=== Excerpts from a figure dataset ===
☆ ☆ ☆ ☆ ☆ ☆ ☆

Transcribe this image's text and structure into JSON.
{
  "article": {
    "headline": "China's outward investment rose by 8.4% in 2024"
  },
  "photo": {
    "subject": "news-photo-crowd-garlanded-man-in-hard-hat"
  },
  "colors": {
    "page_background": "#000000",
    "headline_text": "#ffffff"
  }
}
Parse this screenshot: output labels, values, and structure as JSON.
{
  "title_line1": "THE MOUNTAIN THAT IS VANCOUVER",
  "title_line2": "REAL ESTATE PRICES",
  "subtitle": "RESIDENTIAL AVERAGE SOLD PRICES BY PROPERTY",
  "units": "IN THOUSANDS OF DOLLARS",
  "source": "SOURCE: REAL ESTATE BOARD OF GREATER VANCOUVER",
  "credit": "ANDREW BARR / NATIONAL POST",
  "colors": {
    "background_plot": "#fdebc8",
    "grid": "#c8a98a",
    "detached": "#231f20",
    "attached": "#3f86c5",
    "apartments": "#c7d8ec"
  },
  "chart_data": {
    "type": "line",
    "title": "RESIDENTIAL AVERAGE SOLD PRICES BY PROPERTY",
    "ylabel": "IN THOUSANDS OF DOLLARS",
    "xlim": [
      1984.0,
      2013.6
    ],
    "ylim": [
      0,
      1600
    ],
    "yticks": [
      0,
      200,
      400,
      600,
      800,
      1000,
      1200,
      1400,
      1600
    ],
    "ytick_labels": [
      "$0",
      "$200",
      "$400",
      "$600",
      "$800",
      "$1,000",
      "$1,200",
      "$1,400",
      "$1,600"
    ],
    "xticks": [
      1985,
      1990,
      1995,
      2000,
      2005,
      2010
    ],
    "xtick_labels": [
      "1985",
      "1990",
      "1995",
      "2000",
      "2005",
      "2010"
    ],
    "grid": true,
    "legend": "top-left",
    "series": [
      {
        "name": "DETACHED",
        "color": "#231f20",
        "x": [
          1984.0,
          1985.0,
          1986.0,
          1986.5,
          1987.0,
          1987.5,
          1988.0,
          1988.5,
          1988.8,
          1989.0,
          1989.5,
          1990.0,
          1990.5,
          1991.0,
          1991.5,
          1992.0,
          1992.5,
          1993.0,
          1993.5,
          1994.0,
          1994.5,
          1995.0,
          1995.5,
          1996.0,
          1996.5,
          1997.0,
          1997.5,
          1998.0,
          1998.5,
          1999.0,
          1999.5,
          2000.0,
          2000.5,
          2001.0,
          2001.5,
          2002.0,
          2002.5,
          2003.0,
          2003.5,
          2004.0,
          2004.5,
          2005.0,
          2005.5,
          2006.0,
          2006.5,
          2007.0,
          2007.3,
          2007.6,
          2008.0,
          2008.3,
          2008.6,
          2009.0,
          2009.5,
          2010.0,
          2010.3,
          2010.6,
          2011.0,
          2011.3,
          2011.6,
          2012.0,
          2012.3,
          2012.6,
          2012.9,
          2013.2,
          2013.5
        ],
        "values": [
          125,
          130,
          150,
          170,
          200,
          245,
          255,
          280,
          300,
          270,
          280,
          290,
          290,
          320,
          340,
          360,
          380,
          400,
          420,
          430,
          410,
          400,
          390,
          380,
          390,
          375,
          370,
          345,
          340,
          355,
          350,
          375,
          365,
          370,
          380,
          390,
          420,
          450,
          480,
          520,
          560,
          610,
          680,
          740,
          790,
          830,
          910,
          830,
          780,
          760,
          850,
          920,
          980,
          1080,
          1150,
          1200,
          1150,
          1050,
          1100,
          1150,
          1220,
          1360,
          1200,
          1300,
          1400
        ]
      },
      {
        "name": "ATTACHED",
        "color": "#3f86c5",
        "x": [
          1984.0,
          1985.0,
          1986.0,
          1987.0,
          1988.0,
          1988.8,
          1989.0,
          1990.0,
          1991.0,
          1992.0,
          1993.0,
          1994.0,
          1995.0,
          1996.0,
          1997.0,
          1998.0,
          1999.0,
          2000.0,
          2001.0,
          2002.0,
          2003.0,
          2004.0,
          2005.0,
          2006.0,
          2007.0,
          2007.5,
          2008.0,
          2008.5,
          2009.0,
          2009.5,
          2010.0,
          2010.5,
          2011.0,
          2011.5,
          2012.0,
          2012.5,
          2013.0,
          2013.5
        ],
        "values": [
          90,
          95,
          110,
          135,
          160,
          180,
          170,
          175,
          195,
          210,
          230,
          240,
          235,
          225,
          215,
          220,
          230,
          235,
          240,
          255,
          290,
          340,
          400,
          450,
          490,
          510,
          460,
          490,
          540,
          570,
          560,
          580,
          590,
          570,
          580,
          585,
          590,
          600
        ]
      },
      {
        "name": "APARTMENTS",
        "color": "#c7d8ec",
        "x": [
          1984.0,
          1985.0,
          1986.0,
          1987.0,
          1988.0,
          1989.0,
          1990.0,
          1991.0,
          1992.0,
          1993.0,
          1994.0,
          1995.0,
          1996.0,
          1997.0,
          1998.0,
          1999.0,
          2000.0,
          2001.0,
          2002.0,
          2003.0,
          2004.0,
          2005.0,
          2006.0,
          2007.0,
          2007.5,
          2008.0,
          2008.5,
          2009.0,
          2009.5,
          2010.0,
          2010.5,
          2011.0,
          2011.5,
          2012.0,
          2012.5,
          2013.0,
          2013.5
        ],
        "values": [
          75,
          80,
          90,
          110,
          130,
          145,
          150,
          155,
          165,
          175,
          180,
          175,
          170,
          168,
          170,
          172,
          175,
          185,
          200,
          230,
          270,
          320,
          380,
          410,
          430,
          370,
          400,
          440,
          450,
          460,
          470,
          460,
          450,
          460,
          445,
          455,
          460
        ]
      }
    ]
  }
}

☆ ☆ ☆ ☆ ☆ ☆ ☆

=== TASK DETAILS ===
Transcribe every entry exactly, omitting nothing.

=== RESULT ===
Transcribe this image's text and structure into JSON.
{
  "article": {
    "headline": "China's outward investment rose by 8.4% in 2024"
  },
  "photo": {
    "subject": "news-photo-crowd-garlanded-man-in-hard-hat"
  },
  "colors": {
    "page_background": "#000000",
    "headline_text": "#ffffff"
  }
}
Parse this screenshot: output labels, values, and structure as JSON.
{
  "title_line1": "THE MOUNTAIN THAT IS VANCOUVER",
  "title_line2": "REAL ESTATE PRICES",
  "subtitle": "RESIDENTIAL AVERAGE SOLD PRICES BY PROPERTY",
  "units": "IN THOUSANDS OF DOLLARS",
  "source": "SOURCE: REAL ESTATE BOARD OF GREATER VANCOUVER",
  "credit": "ANDREW BARR / NATIONAL POST",
  "colors": {
    "background_plot": "#fdebc8",
    "grid": "#c8a98a",
    "detached": "#231f20",
    "attached": "#3f86c5",
    "apartments": "#c7d8ec"
  },
  "chart_data": {
    "type": "line",
    "title": "RESIDENTIAL AVERAGE SOLD PRICES BY PROPERTY",
    "ylabel": "IN THOUSANDS OF DOLLARS",
    "xlim": [
      1984.0,
      2013.6
    ],
    "ylim": [
      0,
      1600
    ],
    "yticks": [
      0,
      200,
      400,
      600,
      800,
      1000,
      1200,
      1400,
      1600
    ],
    "ytick_labels": [
      "$0",
      "$200",
      "$400",
      "$600",
      "$800",
      "$1,000",
      "$1,200",
      "$1,400",
      "$1,600"
    ],
    "xticks": [
      1985,
      1990,
      1995,
      2000,
      2005,
      2010
    ],
    "xtick_labels": [
      "1985",
      "1990",
      "1995",
      "2000",
      "2005",
      "2010"
    ],
    "grid": true,
    "legend": "top-left",
    "series": [
      {
        "name": "DETACHED",
        "color": "#231f20",
        "x": [
          1984.0,
          1985.0,
          1986.0,
          1986.5,
          1987.0,
          1987.5,
          1988.0,
          1988.5,
          1988.8,
          1989.0,
          1989.5,
          1990.0,
          1990.5,
          1991.0,
          1991.5,
          1992.0,
          1992.5,
          1993.0,
          1993.5,
          1994.0,
          1994.5,
          1995.0,
          1995.5,
          1996.0,
          1996.5,
          1997.0,
          1997.5,
          1998.0,
          1998.5,
          1999.0,
          1999.5,
          2000.0,
          2000.5,
          2001.0,
          2001.5,
          2002.0,
          2002.5,
          2003.0,
          2003.5,
          2004.0,
          2004.5,
          2005.0,
          2005.5,
          2006.0,
          2006.5,
          2007.0,
          2007.3,
          2007.6,
          2008.0,
          2008.3,
          2008.6,
          2009.0,
          2009.5,
          2010.0,
          2010.3,
          2010.6,
          2011.0,
          2011.3,
          2011.6,
          2012.0,
          2012.3,
          2012.6,
          2012.9,
          2013.2,
          2013.5
        ],
        "values": [
          125,
          130,
          150,
          170,
          200,
          245,
          255,
          280,
          300,
          270,
          280,
          290,
          290,
          320,
          340,
          360,
          380,
          400,
          420,
          430,
          410,
          400,
          390,
          380,
          390,
          375,
          370,
          345,
          340,
          355,
          350,
          375,
          365,
          370,
          380,
          390,
          420,
          450,
          480,
          520,
          560,
          610,
          680,
          740,
          790,
          830,
          910,
          830,
          780,
          760,
          850,
          920,
          980,
          1080,
          1150,
          1200,
          1150,
          1050,
          1100,
          1150,
          1220,
          1360,
          1200,
          1300,
          1400
        ]
      },
      {
        "name": "ATTACHED",
        "color": "#3f86c5",
        "x": [
          1984.0,
          1985.0,
          1986.0,
          1987.0,
          1988.0,
          1988.8,
          1989.0,
          1990.0,
          1991.0,
          1992.0,
          1993.0,
          1994.0,
          1995.0,
          1996.0,
          1997.0,
          1998.0,
          1999.0,
          2000.0,
          2001.0,
          2002.0,
          2003.0,
          2004.0,
          2005.0,
          2006.0,
          2007.0,
          2007.5,
          2008.0,
          2008.5,
          2009.0,
          2009.5,
          2010.0,
          2010.5,
          2011.0,
          2011.5,
          2012.0,
          2012.5,
          2013.0,
          2013.5
        ],
        "values": [
          90,
          95,
          110,
          135,
          160,
          180,
          170,
          175,
          195,
          210,
          230,
          240,
          235,
          225,
          215,
          220,
          230,
          235,
          240,
          255,
          290,
          340,
          400,
          450,
          490,
          510,
          460,
          490,
          540,
          570,
          560,
          580,
          590,
          570,
          580,
          585,
          590,
          600
        ]
      },
      {
        "name": "APARTMENTS",
        "color": "#c7d8ec",
        "x": [
          1984.0,
          1985.0,
          1986.0,
          1987.0,
          1988.0,
          1989.0,
          1990.0,
          1991.0,
          1992.0,
          1993.0,
          1994.0,
          1995.0,
          1996.0,
          1997.0,
          1998.0,
          1999.0,
          2000.0,
          2001.0,
          2002.0,
          2003.0,
          2004.0,
          2005.0,
          2006.0,
          2007.0,
          2007.5,
          2008.0,
          2008.5,
          2009.0,
          2009.5,
          2010.0,
          2010.5,
          2011.0,
          2011.5,
          2012.0,
          2012.5,
          2013.0,
          2013.5
        ],
        "values": [
          75,
          80,
          90,
          110,
          130,
          145,
          150,
          155,
          165,
          175,
          180,
          175,
          170,
          168,
          170,
          172,
          175,
          185,
          200,
          230,
          270,
          320,
          380,
          410,
          430,
          370,
          400,
          440,
          450,
          460,
          470,
          460,
          450,
          460,
          445,
          455,
          460
        ]
      }
    ]
  }
}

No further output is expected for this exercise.